◆ LISTED RECORDS
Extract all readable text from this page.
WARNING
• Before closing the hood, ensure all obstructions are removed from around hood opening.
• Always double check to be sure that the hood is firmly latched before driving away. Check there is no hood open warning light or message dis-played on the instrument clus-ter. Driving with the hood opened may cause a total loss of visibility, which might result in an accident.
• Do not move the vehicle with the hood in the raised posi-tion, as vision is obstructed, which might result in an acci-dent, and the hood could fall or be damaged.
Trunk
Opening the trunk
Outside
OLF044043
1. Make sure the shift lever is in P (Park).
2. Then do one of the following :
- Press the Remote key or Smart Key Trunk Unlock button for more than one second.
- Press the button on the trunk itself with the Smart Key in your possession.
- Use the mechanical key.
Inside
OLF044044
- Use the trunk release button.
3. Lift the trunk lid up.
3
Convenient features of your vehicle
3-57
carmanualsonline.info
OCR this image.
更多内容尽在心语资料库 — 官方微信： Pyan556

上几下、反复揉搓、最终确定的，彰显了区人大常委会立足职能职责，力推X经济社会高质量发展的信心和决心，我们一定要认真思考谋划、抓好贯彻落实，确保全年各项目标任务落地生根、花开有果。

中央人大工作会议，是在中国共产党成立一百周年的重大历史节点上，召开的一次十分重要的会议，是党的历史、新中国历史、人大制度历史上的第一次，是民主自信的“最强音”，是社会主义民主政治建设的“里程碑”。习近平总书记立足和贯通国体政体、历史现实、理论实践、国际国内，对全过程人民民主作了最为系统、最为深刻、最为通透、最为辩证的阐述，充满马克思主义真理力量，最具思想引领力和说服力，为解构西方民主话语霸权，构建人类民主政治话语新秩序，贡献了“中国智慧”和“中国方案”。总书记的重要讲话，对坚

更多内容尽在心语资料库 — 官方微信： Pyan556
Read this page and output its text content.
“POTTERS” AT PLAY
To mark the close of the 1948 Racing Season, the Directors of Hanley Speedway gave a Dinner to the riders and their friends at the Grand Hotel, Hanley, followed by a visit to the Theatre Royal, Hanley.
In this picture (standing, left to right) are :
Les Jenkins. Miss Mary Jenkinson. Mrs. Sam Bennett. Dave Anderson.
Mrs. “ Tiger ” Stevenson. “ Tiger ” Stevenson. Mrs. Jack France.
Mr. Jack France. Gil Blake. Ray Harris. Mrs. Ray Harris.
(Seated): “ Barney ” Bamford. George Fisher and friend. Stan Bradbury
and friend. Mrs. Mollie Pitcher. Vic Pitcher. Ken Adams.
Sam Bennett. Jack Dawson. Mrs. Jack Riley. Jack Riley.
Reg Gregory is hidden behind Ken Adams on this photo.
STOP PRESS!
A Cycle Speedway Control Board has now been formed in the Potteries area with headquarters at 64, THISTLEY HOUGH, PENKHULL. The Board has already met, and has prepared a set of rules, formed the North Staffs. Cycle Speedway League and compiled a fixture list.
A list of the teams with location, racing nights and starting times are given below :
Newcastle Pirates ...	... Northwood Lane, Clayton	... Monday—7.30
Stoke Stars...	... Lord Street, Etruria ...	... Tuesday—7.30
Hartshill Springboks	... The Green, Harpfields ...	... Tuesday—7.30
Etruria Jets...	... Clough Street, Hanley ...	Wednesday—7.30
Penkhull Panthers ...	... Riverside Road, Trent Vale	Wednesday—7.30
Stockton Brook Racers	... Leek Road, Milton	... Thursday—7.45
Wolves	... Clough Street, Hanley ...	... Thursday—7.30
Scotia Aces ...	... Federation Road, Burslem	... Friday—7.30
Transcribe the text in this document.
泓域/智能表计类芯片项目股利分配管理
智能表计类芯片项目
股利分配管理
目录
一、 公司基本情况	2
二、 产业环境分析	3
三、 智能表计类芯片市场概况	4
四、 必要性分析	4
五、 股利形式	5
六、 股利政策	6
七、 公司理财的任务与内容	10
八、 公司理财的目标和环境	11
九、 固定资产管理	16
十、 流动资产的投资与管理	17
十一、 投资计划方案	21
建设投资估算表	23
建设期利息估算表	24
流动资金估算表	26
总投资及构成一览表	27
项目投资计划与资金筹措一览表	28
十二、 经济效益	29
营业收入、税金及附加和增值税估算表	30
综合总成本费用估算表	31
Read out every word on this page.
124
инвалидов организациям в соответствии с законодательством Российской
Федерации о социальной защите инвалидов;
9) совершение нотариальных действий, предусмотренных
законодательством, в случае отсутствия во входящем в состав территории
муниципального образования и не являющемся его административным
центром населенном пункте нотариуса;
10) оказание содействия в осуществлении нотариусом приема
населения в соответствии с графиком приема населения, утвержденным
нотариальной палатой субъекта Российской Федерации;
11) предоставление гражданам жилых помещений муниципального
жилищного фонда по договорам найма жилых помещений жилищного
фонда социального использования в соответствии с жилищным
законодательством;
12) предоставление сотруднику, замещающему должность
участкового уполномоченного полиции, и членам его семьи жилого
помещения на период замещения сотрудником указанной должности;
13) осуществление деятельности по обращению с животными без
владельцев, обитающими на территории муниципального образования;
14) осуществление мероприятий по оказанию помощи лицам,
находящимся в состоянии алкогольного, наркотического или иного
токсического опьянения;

◆ PROMPT
Determine how many of the lines above hold the word "Tuesday", and output that number by itself.

◆ EXERCISE ANSWER
2